[Dataset rows about figures]

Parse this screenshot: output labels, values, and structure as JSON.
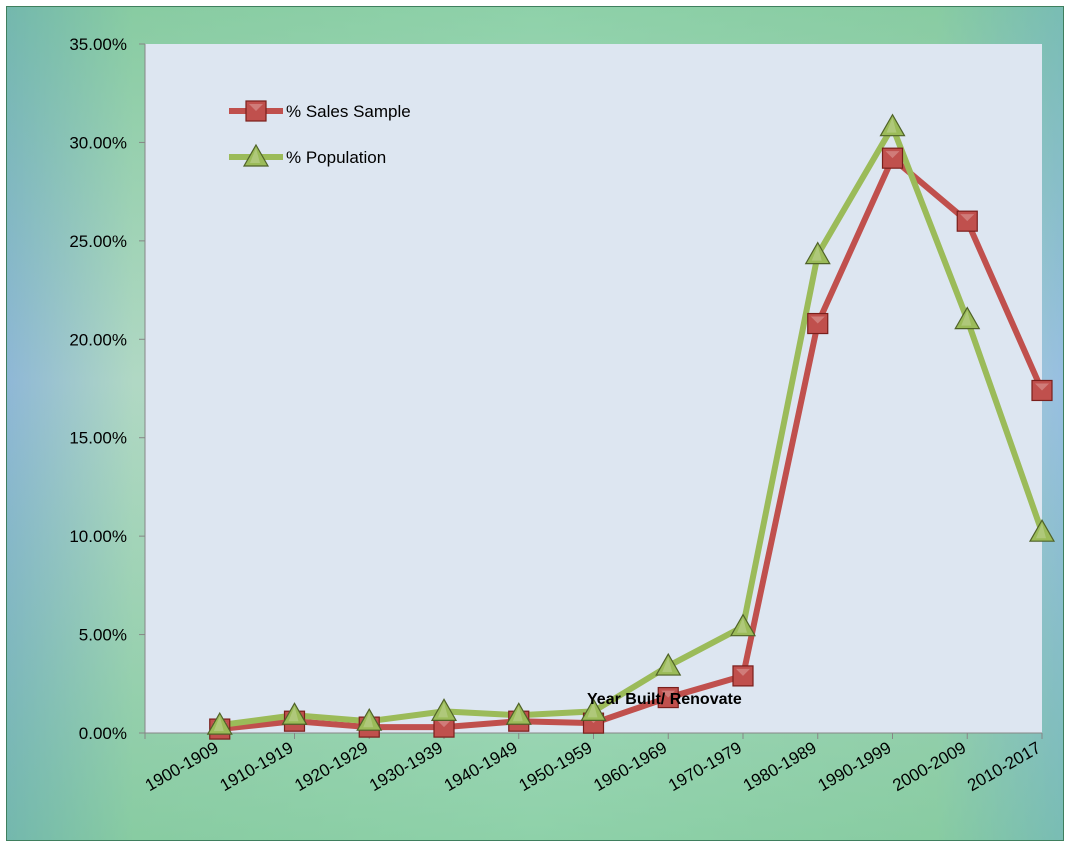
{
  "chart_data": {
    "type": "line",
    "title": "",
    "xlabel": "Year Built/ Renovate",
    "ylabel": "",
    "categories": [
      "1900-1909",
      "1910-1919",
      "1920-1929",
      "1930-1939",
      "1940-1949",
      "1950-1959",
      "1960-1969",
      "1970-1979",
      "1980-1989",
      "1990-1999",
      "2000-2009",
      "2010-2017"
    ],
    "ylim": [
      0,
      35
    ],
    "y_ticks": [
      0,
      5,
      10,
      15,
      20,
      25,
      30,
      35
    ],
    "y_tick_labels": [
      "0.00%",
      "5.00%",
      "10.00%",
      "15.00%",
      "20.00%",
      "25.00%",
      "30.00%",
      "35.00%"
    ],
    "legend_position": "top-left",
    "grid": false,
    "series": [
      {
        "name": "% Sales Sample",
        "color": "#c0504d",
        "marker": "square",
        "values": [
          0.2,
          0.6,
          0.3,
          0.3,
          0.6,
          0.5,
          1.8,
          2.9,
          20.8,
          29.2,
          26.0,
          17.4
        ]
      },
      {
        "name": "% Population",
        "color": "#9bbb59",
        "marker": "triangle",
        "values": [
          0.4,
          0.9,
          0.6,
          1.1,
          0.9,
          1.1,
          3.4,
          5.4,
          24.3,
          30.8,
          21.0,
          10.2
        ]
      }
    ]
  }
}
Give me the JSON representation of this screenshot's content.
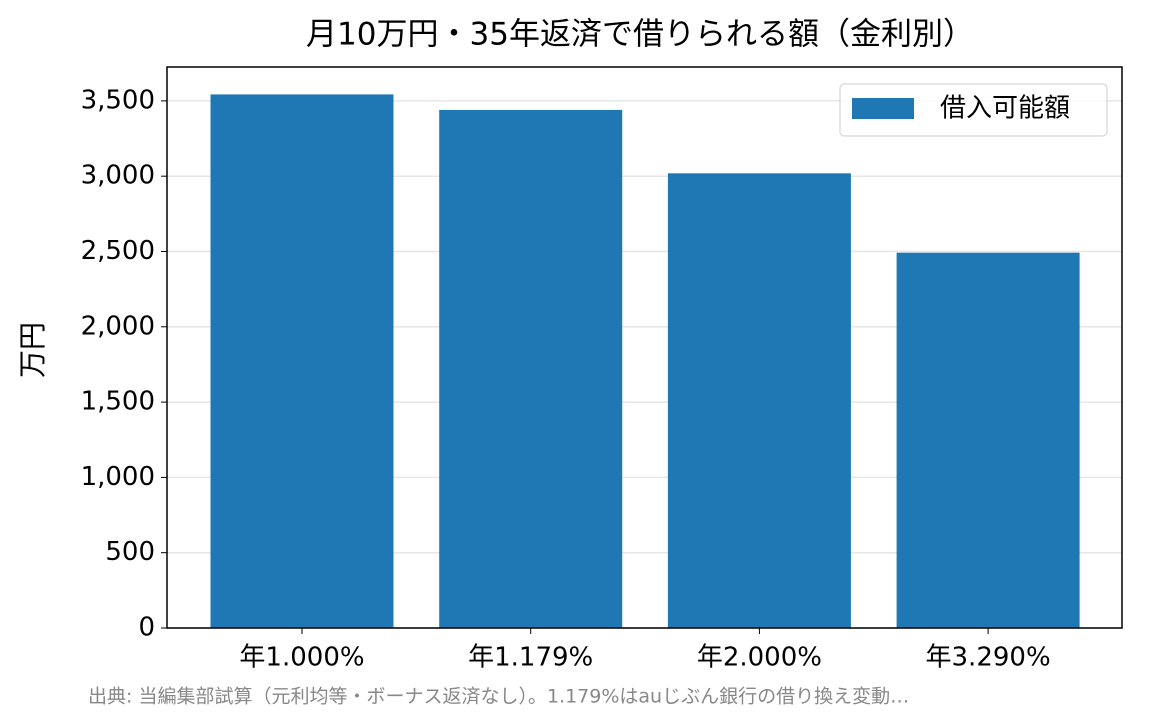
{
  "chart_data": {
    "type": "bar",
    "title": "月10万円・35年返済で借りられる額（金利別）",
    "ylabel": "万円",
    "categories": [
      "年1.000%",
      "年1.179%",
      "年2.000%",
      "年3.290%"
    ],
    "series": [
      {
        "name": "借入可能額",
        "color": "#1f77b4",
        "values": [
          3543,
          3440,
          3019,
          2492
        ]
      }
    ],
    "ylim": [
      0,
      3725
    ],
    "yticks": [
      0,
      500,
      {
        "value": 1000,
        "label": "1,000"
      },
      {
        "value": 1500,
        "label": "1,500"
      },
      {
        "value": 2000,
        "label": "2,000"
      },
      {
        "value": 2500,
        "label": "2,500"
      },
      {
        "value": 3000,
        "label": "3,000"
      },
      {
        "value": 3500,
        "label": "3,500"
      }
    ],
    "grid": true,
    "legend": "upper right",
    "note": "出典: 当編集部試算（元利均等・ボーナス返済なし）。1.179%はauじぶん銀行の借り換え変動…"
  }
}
---
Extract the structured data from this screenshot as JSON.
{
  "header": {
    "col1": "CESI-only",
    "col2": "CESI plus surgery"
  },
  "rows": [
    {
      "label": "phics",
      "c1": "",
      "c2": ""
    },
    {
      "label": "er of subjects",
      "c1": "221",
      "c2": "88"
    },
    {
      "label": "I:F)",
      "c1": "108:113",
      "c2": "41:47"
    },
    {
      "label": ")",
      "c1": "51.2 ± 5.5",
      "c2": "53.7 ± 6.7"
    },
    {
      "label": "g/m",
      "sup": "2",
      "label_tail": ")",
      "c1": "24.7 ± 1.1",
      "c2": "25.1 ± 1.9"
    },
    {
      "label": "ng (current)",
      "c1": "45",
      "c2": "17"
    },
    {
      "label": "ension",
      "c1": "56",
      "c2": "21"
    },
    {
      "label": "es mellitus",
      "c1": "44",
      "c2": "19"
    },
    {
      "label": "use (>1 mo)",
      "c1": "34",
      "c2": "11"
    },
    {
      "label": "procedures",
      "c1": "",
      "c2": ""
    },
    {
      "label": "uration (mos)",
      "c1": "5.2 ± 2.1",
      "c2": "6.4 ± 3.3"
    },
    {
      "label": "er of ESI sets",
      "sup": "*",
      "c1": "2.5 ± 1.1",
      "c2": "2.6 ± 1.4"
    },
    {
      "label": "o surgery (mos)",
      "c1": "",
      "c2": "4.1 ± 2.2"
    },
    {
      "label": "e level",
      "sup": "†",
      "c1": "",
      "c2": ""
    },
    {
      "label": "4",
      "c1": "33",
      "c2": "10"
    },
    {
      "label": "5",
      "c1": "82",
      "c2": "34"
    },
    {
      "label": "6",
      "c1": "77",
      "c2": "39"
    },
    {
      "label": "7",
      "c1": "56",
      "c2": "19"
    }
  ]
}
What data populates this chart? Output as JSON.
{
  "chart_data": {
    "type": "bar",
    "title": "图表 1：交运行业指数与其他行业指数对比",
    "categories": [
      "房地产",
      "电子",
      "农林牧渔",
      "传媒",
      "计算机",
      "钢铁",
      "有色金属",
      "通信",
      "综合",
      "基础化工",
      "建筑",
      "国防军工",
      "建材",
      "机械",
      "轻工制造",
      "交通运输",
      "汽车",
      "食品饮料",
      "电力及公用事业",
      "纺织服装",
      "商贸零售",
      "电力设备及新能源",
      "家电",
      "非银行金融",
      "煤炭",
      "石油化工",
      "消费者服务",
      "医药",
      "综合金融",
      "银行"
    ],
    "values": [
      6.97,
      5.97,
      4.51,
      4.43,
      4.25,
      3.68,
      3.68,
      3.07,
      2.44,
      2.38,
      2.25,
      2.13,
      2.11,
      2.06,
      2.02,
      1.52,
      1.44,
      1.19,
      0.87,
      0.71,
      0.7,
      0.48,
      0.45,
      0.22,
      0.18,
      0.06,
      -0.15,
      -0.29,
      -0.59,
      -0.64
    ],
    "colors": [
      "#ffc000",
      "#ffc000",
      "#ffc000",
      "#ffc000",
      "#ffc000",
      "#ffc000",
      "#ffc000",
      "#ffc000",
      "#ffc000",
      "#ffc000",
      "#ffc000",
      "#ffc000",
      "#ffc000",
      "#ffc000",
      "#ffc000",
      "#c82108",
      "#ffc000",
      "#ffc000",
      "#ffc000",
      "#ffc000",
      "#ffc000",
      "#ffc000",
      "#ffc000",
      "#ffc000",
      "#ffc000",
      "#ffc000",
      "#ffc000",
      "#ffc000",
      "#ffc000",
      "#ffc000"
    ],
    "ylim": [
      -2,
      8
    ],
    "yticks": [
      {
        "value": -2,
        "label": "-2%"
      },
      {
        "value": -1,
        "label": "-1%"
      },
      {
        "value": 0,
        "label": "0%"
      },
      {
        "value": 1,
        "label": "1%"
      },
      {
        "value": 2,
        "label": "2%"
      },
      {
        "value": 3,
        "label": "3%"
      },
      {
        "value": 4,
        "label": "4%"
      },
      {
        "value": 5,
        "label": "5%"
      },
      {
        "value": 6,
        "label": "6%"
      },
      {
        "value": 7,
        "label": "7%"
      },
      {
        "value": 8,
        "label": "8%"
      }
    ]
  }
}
* * *
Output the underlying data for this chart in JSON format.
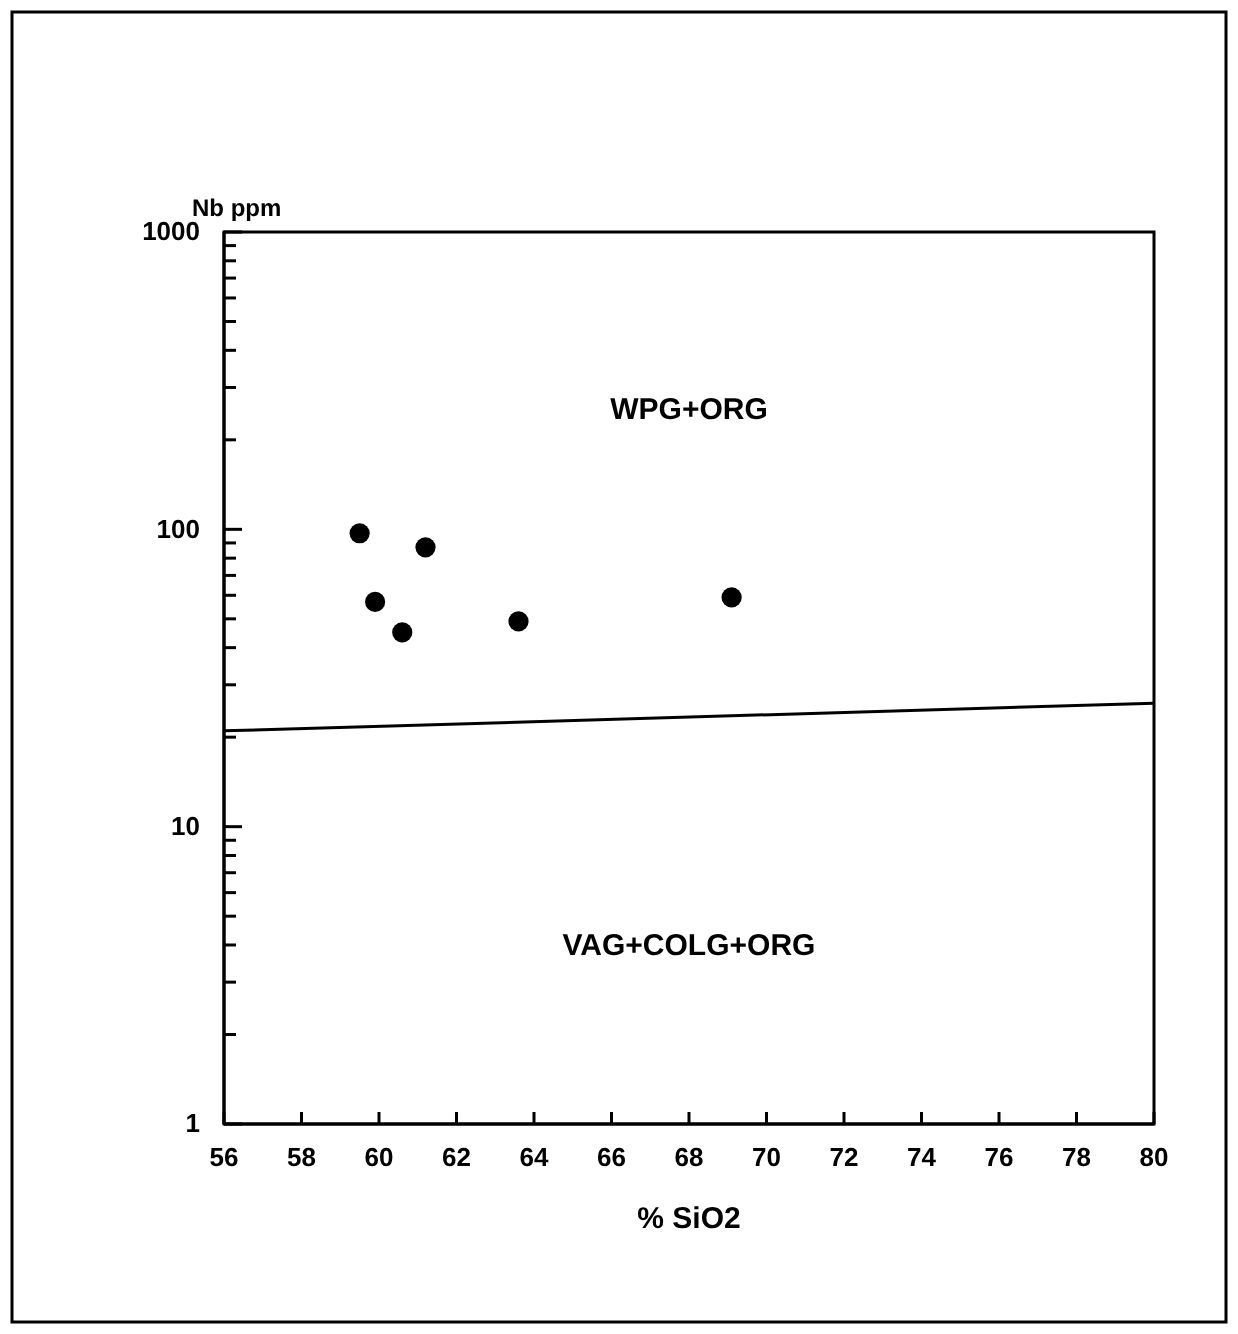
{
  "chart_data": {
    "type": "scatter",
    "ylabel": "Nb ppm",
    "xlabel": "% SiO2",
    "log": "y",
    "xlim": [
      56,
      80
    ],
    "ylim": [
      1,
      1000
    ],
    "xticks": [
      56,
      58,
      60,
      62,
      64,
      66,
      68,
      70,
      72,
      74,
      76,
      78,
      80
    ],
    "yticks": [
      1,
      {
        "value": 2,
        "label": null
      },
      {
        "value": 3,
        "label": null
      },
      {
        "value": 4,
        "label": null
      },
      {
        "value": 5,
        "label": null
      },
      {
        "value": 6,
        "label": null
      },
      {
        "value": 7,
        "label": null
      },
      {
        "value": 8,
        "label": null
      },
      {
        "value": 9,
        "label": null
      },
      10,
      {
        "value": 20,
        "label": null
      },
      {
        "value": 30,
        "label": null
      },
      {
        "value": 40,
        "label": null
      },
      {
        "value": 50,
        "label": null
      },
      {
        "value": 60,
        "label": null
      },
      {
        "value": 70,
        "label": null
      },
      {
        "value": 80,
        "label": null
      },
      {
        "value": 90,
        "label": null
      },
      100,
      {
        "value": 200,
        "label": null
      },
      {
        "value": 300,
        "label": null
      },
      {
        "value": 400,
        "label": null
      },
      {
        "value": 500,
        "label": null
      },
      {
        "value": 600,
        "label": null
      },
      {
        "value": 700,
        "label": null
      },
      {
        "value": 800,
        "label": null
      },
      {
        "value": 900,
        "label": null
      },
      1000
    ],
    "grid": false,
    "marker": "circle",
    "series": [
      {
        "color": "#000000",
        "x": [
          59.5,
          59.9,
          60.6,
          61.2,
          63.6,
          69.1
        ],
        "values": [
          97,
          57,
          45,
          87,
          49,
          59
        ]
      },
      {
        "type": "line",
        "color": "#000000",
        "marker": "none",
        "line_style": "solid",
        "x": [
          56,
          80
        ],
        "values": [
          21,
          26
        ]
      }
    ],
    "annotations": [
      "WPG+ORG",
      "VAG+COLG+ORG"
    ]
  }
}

> [Aim]: Copy every line from the entries that contains the word "title".

> [Answer to this task]:
    "title": "",
    "title": "月10万円・35年返済で借りられる額（金利別）",
    "title": "图表 1：交运行业指数与其他行业指数对比",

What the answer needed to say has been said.